→ Task requirements
Within the records that follow, find every line containing the string "resistance". Copy those lines.
──────────
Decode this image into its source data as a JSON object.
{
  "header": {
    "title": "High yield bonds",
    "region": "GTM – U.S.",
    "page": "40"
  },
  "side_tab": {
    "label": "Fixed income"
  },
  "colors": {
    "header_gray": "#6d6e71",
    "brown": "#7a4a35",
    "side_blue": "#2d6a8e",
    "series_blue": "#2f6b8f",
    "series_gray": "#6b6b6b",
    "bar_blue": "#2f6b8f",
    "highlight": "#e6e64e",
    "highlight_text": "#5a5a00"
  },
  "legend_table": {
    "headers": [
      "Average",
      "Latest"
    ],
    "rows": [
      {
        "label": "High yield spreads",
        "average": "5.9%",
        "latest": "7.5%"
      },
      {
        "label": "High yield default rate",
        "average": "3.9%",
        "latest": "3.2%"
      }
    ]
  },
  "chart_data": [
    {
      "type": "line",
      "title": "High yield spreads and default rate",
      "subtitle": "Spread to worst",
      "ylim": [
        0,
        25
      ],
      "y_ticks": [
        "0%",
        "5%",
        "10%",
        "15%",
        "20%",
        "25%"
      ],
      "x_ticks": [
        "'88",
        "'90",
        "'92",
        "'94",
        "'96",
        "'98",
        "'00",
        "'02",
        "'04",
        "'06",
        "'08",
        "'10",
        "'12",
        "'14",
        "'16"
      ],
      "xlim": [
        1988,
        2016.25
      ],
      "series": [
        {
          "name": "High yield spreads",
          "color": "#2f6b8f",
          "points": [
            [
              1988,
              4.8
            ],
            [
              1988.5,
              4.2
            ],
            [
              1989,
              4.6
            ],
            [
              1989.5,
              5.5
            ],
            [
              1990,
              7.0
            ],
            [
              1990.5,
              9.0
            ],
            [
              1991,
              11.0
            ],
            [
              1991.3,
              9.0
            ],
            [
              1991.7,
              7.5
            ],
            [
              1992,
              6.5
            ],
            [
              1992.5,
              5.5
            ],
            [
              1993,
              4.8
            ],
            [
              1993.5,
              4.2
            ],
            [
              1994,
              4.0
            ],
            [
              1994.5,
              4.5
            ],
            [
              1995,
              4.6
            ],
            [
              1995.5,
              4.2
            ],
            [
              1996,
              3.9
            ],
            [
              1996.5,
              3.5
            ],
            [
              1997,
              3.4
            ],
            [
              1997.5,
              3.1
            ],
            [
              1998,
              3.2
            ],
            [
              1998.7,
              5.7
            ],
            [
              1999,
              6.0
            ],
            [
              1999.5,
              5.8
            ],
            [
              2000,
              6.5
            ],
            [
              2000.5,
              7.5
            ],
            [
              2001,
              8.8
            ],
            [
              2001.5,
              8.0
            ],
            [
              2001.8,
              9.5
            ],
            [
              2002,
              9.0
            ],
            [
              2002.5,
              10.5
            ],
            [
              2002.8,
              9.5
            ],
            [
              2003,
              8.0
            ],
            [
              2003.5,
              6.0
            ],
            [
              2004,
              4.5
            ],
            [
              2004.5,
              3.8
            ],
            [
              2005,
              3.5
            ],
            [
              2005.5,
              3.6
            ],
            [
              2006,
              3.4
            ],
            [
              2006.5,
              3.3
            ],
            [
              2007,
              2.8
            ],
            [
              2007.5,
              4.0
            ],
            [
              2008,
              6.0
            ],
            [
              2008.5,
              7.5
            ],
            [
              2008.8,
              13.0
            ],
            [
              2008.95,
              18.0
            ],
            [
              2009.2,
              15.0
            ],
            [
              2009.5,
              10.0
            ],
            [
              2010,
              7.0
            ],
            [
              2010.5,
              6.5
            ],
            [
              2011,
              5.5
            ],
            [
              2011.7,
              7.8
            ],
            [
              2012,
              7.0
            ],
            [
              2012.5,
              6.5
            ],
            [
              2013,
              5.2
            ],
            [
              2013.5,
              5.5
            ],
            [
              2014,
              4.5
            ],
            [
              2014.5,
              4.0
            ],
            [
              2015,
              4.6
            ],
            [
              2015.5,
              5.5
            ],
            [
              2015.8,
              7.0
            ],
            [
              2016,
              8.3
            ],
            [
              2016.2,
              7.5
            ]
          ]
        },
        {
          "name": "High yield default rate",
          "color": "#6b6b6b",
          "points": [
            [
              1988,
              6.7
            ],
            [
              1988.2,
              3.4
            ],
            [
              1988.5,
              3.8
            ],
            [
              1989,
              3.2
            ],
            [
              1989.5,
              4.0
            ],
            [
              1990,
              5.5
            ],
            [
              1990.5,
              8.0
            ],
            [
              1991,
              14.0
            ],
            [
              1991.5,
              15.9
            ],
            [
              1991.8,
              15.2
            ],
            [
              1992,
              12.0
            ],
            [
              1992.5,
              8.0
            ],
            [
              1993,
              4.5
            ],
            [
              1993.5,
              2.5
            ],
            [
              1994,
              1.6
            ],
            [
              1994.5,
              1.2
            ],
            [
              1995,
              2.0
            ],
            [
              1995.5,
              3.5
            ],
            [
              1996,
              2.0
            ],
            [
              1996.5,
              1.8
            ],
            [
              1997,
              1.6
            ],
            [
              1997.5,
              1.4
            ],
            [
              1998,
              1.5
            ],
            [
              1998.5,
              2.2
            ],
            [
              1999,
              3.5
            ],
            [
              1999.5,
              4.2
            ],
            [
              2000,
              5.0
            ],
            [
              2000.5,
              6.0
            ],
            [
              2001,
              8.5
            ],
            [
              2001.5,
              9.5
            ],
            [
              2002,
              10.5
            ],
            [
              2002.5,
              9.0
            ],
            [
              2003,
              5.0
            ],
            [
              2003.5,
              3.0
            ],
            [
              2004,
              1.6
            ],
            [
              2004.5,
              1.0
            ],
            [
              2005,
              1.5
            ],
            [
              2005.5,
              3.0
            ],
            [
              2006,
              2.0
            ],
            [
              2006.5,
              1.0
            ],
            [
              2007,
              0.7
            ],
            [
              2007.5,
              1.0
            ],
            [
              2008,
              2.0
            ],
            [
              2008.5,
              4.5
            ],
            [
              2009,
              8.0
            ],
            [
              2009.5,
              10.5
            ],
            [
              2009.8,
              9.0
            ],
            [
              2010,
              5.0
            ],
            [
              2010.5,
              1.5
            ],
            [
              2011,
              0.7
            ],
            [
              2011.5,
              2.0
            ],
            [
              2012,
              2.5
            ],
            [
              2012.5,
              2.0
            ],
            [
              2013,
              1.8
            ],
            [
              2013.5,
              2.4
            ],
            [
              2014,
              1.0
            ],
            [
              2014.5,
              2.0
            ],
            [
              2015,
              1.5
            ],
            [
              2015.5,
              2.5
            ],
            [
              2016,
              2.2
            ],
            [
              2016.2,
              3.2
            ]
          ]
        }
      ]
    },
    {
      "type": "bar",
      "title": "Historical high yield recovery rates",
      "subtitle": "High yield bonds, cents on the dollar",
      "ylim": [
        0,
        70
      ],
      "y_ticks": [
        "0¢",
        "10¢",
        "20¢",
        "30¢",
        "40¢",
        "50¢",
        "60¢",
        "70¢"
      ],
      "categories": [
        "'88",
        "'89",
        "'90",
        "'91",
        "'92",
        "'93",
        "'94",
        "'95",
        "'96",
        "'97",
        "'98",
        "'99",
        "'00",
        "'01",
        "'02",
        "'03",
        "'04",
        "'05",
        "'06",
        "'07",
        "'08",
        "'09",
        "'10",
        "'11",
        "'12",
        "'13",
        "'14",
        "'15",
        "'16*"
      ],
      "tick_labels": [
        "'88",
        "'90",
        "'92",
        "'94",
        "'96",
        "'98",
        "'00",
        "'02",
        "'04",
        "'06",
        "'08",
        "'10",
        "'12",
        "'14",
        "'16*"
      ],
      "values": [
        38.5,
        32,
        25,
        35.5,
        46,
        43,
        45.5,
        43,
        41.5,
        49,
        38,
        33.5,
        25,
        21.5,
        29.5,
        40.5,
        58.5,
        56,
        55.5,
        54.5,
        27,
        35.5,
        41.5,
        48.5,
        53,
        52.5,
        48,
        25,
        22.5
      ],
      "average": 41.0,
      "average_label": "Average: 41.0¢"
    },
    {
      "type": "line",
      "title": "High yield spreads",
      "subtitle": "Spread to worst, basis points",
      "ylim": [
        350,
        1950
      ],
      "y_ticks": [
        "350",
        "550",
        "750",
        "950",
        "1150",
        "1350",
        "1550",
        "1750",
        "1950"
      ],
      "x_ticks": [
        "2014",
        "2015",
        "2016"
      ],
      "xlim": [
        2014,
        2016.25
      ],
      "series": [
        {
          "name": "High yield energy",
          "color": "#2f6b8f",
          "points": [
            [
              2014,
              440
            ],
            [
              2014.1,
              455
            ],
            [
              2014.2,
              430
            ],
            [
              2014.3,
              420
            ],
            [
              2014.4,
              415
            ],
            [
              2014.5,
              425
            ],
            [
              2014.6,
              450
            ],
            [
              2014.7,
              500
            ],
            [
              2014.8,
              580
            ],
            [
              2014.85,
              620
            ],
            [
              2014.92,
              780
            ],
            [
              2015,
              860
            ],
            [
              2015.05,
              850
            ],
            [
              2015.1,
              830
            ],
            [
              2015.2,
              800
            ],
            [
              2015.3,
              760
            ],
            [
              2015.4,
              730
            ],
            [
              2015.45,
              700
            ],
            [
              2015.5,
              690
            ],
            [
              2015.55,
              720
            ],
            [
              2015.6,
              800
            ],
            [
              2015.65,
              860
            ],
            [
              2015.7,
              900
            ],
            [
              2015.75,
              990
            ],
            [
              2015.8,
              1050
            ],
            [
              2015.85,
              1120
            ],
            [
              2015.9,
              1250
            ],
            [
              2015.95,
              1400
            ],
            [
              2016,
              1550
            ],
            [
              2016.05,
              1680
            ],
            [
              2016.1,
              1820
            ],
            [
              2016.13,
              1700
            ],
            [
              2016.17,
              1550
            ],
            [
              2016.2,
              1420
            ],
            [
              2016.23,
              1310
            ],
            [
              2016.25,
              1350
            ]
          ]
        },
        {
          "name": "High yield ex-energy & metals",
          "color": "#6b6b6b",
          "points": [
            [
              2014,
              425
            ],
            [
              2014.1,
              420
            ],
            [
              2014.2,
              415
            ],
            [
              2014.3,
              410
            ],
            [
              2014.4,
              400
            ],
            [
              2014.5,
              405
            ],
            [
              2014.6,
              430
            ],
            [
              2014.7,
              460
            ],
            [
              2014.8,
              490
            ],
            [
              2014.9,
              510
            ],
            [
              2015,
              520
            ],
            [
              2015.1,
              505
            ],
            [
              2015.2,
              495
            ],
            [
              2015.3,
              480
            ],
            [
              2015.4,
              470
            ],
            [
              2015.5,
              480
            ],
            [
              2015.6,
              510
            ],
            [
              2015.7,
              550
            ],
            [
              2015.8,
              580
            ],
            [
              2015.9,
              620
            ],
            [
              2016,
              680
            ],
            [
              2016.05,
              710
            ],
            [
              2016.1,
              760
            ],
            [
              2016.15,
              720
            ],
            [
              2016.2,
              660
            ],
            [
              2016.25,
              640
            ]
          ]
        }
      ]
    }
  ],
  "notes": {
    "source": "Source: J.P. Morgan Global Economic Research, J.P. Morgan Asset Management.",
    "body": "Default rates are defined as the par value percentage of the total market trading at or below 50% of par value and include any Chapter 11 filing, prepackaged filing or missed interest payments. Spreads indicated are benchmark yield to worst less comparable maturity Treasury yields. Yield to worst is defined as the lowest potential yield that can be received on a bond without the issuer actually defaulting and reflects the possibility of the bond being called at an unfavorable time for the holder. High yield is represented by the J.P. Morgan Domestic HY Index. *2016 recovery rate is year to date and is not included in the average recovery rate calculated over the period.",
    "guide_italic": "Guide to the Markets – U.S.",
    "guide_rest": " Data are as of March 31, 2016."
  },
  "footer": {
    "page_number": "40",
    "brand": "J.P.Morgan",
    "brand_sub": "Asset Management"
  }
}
──────────
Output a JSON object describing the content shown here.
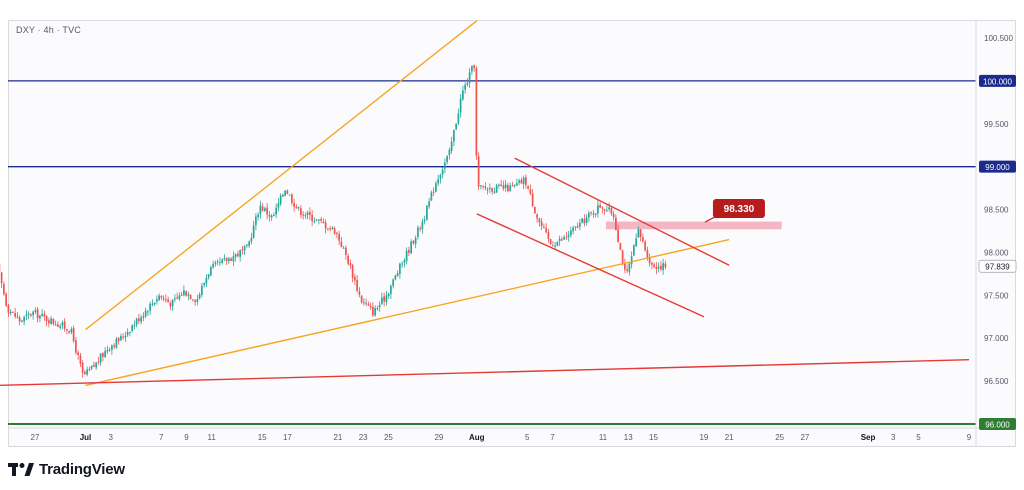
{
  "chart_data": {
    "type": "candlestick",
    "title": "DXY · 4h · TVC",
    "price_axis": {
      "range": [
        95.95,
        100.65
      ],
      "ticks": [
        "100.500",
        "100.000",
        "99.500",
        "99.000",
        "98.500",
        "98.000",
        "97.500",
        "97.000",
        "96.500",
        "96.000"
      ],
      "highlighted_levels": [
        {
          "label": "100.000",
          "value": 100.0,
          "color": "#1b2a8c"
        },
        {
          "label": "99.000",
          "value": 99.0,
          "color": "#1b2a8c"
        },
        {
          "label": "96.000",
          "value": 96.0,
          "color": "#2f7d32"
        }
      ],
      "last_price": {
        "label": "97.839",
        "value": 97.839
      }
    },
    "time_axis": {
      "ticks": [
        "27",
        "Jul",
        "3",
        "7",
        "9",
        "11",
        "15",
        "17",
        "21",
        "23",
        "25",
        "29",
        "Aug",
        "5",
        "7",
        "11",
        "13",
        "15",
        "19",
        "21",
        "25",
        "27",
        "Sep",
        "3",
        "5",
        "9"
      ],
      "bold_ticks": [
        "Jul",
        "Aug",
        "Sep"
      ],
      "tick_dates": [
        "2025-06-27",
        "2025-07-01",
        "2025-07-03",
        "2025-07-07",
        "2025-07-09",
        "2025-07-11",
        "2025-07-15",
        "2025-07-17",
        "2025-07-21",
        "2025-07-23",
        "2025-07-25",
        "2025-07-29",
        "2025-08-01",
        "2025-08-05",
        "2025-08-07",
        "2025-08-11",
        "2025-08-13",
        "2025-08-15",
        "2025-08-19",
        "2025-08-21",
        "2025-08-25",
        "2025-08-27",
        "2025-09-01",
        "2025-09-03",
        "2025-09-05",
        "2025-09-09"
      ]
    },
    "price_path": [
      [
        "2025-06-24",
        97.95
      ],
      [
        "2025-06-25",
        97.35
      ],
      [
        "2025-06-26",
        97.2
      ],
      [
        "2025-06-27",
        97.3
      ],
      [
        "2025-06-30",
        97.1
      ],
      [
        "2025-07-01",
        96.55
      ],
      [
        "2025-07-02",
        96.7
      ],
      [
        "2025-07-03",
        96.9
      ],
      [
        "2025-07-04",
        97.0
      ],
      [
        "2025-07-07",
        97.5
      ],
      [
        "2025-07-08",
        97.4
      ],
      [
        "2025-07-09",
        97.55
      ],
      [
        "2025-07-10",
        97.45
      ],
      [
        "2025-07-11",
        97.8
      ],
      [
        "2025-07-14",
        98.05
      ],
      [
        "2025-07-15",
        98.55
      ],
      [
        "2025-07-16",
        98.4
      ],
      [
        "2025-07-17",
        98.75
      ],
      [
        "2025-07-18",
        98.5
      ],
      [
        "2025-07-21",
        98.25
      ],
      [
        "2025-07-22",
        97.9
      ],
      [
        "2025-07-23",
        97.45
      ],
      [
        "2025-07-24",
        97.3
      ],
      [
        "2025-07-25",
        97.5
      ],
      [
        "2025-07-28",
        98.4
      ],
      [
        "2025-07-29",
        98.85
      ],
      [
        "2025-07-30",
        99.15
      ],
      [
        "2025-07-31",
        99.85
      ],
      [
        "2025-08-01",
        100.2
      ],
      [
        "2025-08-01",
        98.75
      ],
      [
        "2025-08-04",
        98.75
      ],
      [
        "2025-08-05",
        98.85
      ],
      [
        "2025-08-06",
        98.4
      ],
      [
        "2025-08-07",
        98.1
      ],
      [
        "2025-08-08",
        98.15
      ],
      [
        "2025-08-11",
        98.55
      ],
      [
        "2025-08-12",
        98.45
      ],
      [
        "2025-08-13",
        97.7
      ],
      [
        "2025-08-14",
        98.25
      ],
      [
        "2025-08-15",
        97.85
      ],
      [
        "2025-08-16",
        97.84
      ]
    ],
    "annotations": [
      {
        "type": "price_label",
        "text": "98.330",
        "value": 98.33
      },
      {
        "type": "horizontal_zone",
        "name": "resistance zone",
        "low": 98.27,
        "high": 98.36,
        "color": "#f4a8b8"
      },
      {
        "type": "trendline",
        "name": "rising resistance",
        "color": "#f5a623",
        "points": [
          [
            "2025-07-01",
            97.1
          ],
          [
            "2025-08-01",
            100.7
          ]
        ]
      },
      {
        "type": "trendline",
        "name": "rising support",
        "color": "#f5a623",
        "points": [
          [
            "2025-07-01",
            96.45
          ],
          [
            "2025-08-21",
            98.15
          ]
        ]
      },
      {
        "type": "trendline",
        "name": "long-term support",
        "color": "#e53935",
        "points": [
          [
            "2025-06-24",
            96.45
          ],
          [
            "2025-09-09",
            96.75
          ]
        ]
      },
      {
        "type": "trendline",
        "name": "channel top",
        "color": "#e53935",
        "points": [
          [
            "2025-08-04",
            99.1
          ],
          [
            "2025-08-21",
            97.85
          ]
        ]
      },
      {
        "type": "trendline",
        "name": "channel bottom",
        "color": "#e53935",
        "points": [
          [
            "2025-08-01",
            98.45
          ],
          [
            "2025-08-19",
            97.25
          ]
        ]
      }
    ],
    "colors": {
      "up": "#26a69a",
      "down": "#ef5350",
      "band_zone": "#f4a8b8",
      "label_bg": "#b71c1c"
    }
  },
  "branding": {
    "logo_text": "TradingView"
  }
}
──────────
→ Answer below
        "name": "resistance zone",
        "name": "rising resistance",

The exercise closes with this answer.